**YOUR GOAL:** Filter these entries so that only lines with the word "name" remain.
== SUPPLIED ENTRIES
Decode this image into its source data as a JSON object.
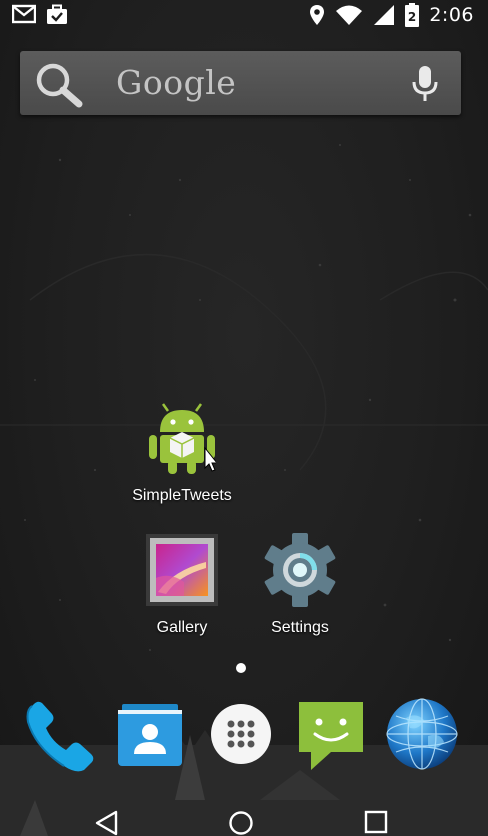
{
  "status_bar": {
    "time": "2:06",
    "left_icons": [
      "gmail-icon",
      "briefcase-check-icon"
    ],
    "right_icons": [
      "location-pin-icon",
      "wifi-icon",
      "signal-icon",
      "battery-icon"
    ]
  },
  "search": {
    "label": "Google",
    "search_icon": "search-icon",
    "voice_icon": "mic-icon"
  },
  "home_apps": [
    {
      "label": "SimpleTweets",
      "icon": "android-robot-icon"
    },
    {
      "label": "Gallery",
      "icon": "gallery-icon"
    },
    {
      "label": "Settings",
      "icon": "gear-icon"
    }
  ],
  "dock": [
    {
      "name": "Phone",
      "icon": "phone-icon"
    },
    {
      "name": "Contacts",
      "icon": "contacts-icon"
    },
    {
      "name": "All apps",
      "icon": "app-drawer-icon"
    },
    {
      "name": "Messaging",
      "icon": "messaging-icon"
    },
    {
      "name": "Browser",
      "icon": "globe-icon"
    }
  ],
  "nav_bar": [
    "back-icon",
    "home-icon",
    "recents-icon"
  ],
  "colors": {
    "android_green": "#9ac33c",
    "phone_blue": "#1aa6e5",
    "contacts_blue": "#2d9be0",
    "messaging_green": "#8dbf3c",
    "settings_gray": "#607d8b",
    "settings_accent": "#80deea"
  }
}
====
**FULL SOLUTION:**
      "name": "Phone",
      "name": "Contacts",
      "name": "All apps",
      "name": "Messaging",
      "name": "Browser",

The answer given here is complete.